* Your goal
Omit any picture, and return the remaining data exactly as written.
▼
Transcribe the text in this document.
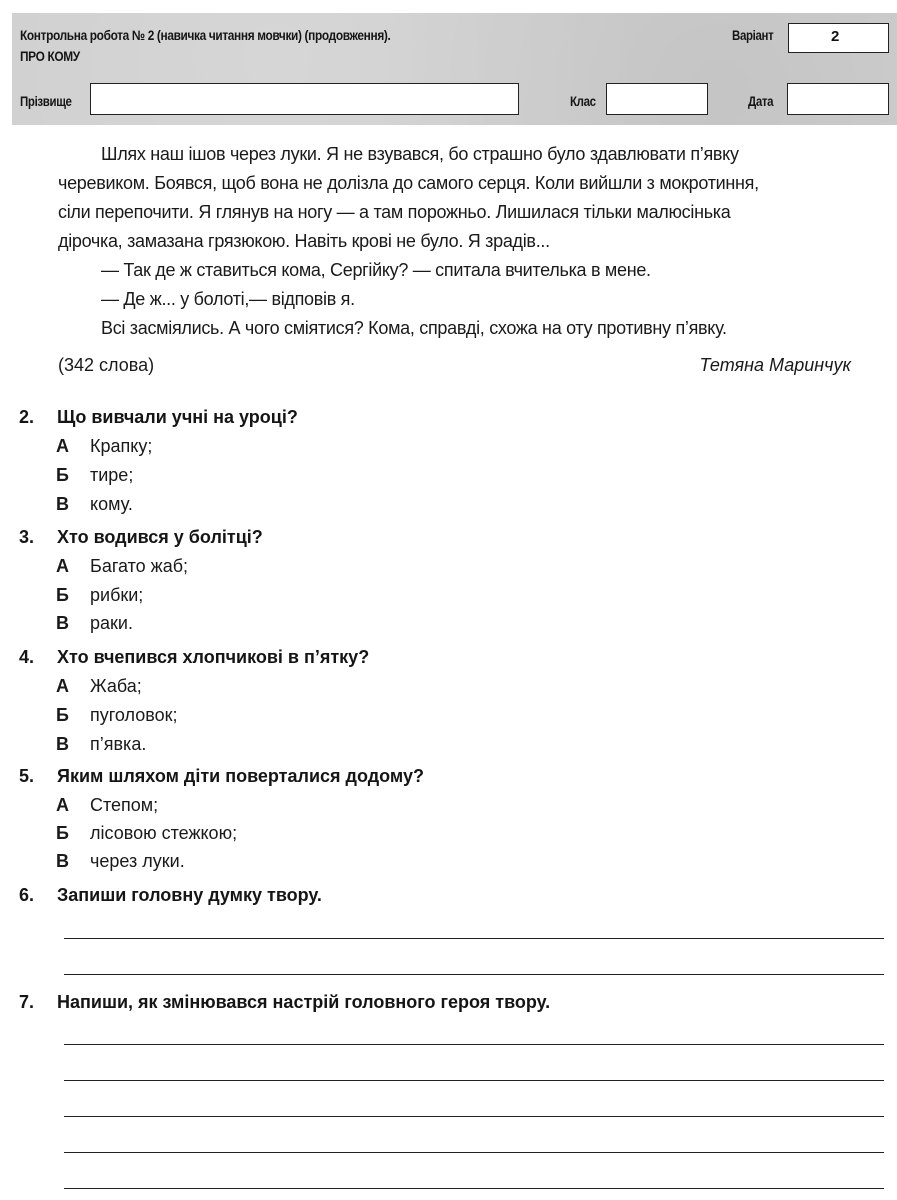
Контрольна робота № 2 (навичка читання мовчки) (продовження).
ПРО КОМУ
Варіант	2
Прізвище	Клас	Дата

Шлях наш ішов через луки. Я не взувався, бо страшно було здавлювати п’явку

черевиком. Боявся, щоб вона не долізла до самого серця. Коли вийшли з мокротиння,

сіли перепочити. Я глянув на ногу — а там порожньо. Лишилася тільки малюсінька

дірочка, замазана грязюкою. Навіть крові не було. Я зрадів...

— Так де ж ставиться кома, Сергійку? — спитала вчителька в мене.

— Де ж... у болоті,— відповів я.

Всі засміялись. А чого сміятися? Кома, справді, схожа на оту противну п’явку.

(342 слова)	Тетяна Маринчук
2. Що вивчали учні на уроці?
А Крапку;
Б тире;
В кому.
3. Хто водився у болітці?
А Багато жаб;
Б рибки;
В раки.
4. Хто вчепився хлопчикові в п’ятку?
А Жаба;
Б пуголовок;
В п’явка.
5. Яким шляхом діти поверталися додому?
А Степом;
Б лісовою стежкою;
В через луки.
6. Запиши головну думку твору.
7. Напиши, як змінювався настрій головного героя твору.
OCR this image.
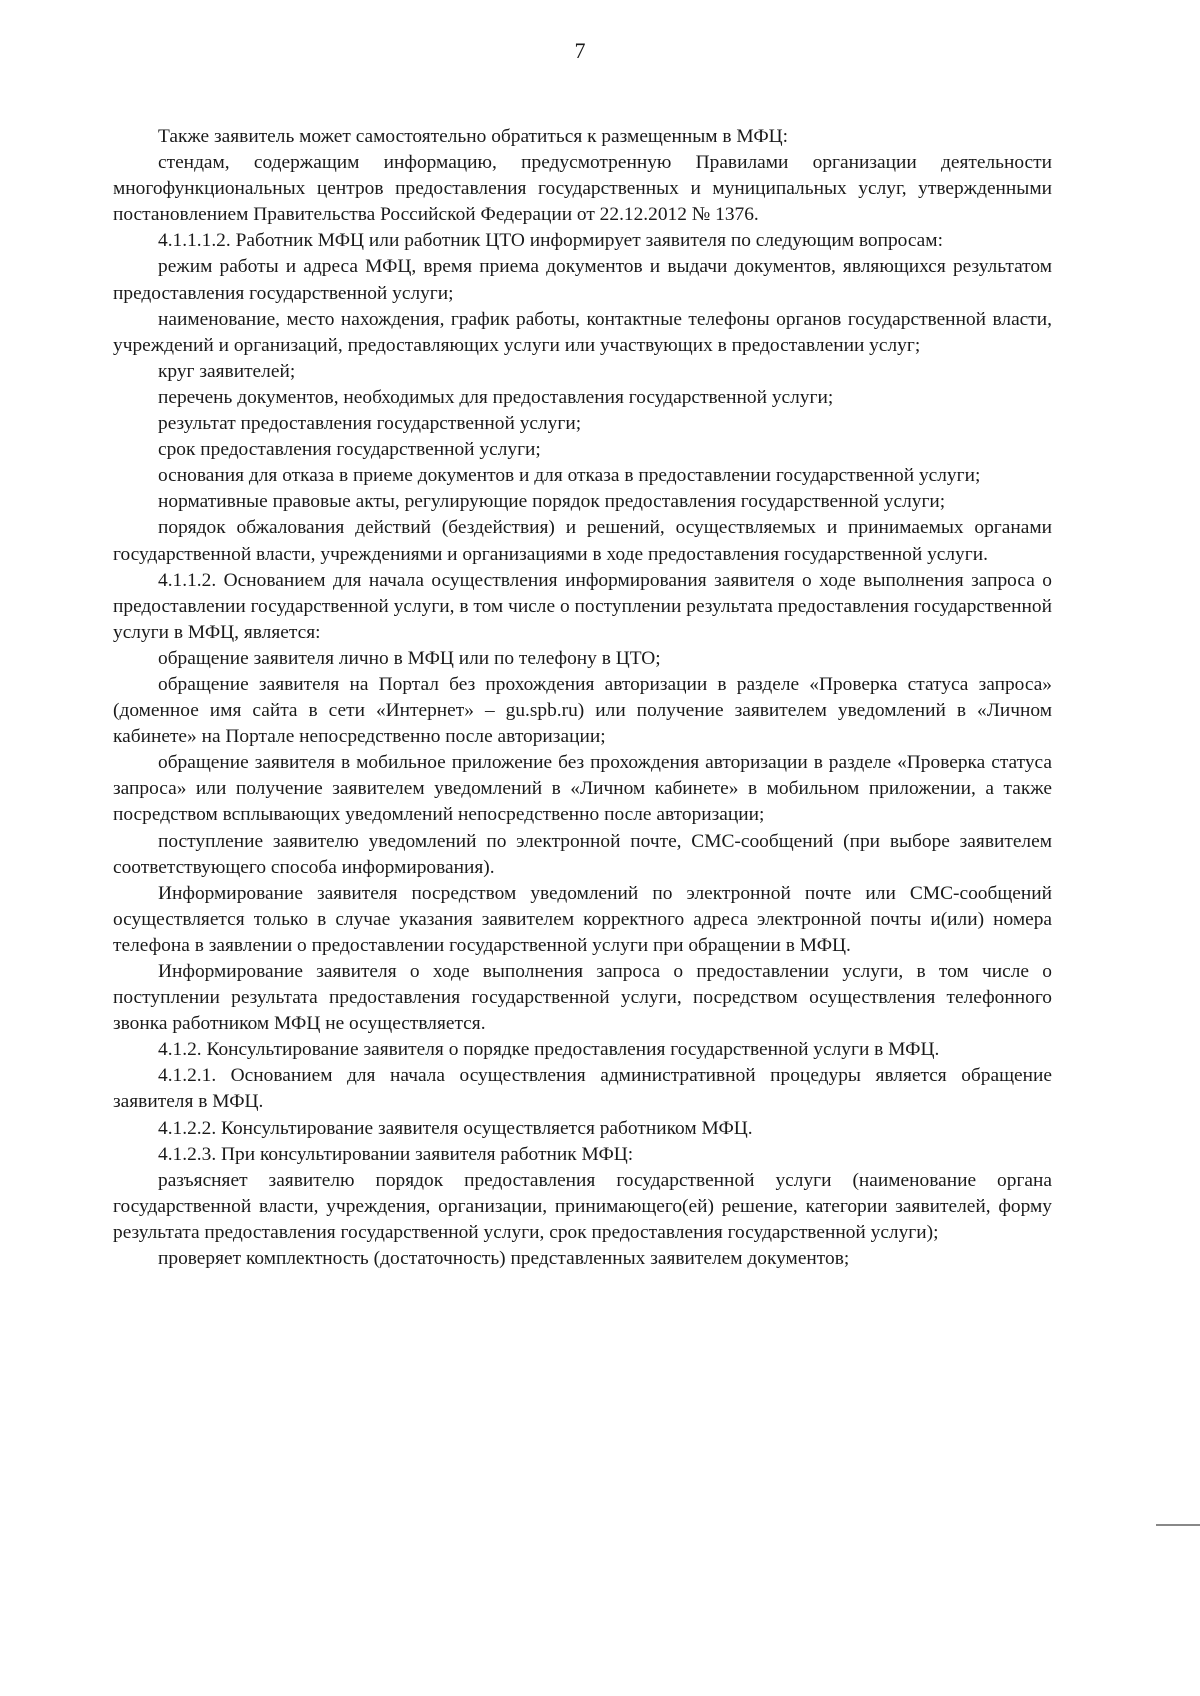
7

Также заявитель может самостоятельно обратиться к размещенным в МФЦ:

стендам, содержащим информацию, предусмотренную Правилами организации деятельности многофункциональных центров предоставления государственных и муниципальных услуг, утвержденными постановлением Правительства Российской Федерации от 22.12.2012 № 1376.

4.1.1.1.2. Работник МФЦ или работник ЦТО информирует заявителя по следующим вопросам:

режим работы и адреса МФЦ, время приема документов и выдачи документов, являющихся результатом предоставления государственной услуги;

наименование, место нахождения, график работы, контактные телефоны органов государственной власти, учреждений и организаций, предоставляющих услуги или участвующих в предоставлении услуг;

круг заявителей;

перечень документов, необходимых для предоставления государственной услуги;

результат предоставления государственной услуги;

срок предоставления государственной услуги;

основания для отказа в приеме документов и для отказа в предоставлении государственной услуги;

нормативные правовые акты, регулирующие порядок предоставления государственной услуги;

порядок обжалования действий (бездействия) и решений, осуществляемых и принимаемых органами государственной власти, учреждениями и организациями в ходе предоставления государственной услуги.

4.1.1.2. Основанием для начала осуществления информирования заявителя о ходе выполнения запроса о предоставлении государственной услуги, в том числе о поступлении результата предоставления государственной услуги в МФЦ, является:

обращение заявителя лично в МФЦ или по телефону в ЦТО;

обращение заявителя на Портал без прохождения авторизации в разделе «Проверка статуса запроса» (доменное имя сайта в сети «Интернет» – gu.spb.ru) или получение заявителем уведомлений в «Личном кабинете» на Портале непосредственно после авторизации;

обращение заявителя в мобильное приложение без прохождения авторизации в разделе «Проверка статуса запроса» или получение заявителем уведомлений в «Личном кабинете» в мобильном приложении, а также посредством всплывающих уведомлений непосредственно после авторизации;

поступление заявителю уведомлений по электронной почте, СМС-сообщений (при выборе заявителем соответствующего способа информирования).

Информирование заявителя посредством уведомлений по электронной почте или СМС-сообщений осуществляется только в случае указания заявителем корректного адреса электронной почты и(или) номера телефона в заявлении о предоставлении государственной услуги при обращении в МФЦ.

Информирование заявителя о ходе выполнения запроса о предоставлении услуги, в том числе о поступлении результата предоставления государственной услуги, посредством осуществления телефонного звонка работником МФЦ не осуществляется.

4.1.2. Консультирование заявителя о порядке предоставления государственной услуги в МФЦ.

4.1.2.1. Основанием для начала осуществления административной процедуры является обращение заявителя в МФЦ.

4.1.2.2. Консультирование заявителя осуществляется работником МФЦ.

4.1.2.3. При консультировании заявителя работник МФЦ:

разъясняет заявителю порядок предоставления государственной услуги (наименование органа государственной власти, учреждения, организации, принимающего(ей) решение, категории заявителей, форму результата предоставления государственной услуги, срок предоставления государственной услуги);

проверяет комплектность (достаточность) представленных заявителем документов;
▲
* Output for this exercise
Transcribe the text in this document.
Контрольна робота № 2 (навичка читання мовчки) (продовження).
ПРО КОМУ
Варіант	2
Прізвище	Клас	Дата

Шлях наш ішов через луки. Я не взувався, бо страшно було здавлювати п’явку

черевиком. Боявся, щоб вона не долізла до самого серця. Коли вийшли з мокротиння,

сіли перепочити. Я глянув на ногу — а там порожньо. Лишилася тільки малюсінька

дірочка, замазана грязюкою. Навіть крові не було. Я зрадів...

— Так де ж ставиться кома, Сергійку? — спитала вчителька в мене.

— Де ж... у болоті,— відповів я.

Всі засміялись. А чого сміятися? Кома, справді, схожа на оту противну п’явку.

(342 слова)	Тетяна Маринчук
2. Що вивчали учні на уроці?
А Крапку;
Б тире;
В кому.
3. Хто водився у болітці?
А Багато жаб;
Б рибки;
В раки.
4. Хто вчепився хлопчикові в п’ятку?
А Жаба;
Б пуголовок;
В п’явка.
5. Яким шляхом діти поверталися додому?
А Степом;
Б лісовою стежкою;
В через луки.
6. Запиши головну думку твору.
7. Напиши, як змінювався настрій головного героя твору.
OCR this image.
7

Также заявитель может самостоятельно обратиться к размещенным в МФЦ:

стендам, содержащим информацию, предусмотренную Правилами организации деятельности многофункциональных центров предоставления государственных и муниципальных услуг, утвержденными постановлением Правительства Российской Федерации от 22.12.2012 № 1376.

4.1.1.1.2. Работник МФЦ или работник ЦТО информирует заявителя по следующим вопросам:

режим работы и адреса МФЦ, время приема документов и выдачи документов, являющихся результатом предоставления государственной услуги;

наименование, место нахождения, график работы, контактные телефоны органов государственной власти, учреждений и организаций, предоставляющих услуги или участвующих в предоставлении услуг;

круг заявителей;

перечень документов, необходимых для предоставления государственной услуги;

результат предоставления государственной услуги;

срок предоставления государственной услуги;

основания для отказа в приеме документов и для отказа в предоставлении государственной услуги;

нормативные правовые акты, регулирующие порядок предоставления государственной услуги;

порядок обжалования действий (бездействия) и решений, осуществляемых и принимаемых органами государственной власти, учреждениями и организациями в ходе предоставления государственной услуги.

4.1.1.2. Основанием для начала осуществления информирования заявителя о ходе выполнения запроса о предоставлении государственной услуги, в том числе о поступлении результата предоставления государственной услуги в МФЦ, является:

обращение заявителя лично в МФЦ или по телефону в ЦТО;

обращение заявителя на Портал без прохождения авторизации в разделе «Проверка статуса запроса» (доменное имя сайта в сети «Интернет» – gu.spb.ru) или получение заявителем уведомлений в «Личном кабинете» на Портале непосредственно после авторизации;

обращение заявителя в мобильное приложение без прохождения авторизации в разделе «Проверка статуса запроса» или получение заявителем уведомлений в «Личном кабинете» в мобильном приложении, а также посредством всплывающих уведомлений непосредственно после авторизации;

поступление заявителю уведомлений по электронной почте, СМС-сообщений (при выборе заявителем соответствующего способа информирования).

Информирование заявителя посредством уведомлений по электронной почте или СМС-сообщений осуществляется только в случае указания заявителем корректного адреса электронной почты и(или) номера телефона в заявлении о предоставлении государственной услуги при обращении в МФЦ.

Информирование заявителя о ходе выполнения запроса о предоставлении услуги, в том числе о поступлении результата предоставления государственной услуги, посредством осуществления телефонного звонка работником МФЦ не осуществляется.

4.1.2. Консультирование заявителя о порядке предоставления государственной услуги в МФЦ.

4.1.2.1. Основанием для начала осуществления административной процедуры является обращение заявителя в МФЦ.

4.1.2.2. Консультирование заявителя осуществляется работником МФЦ.

4.1.2.3. При консультировании заявителя работник МФЦ:

разъясняет заявителю порядок предоставления государственной услуги (наименование органа государственной власти, учреждения, организации, принимающего(ей) решение, категории заявителей, форму результата предоставления государственной услуги, срок предоставления государственной услуги);

проверяет комплектность (достаточность) представленных заявителем документов;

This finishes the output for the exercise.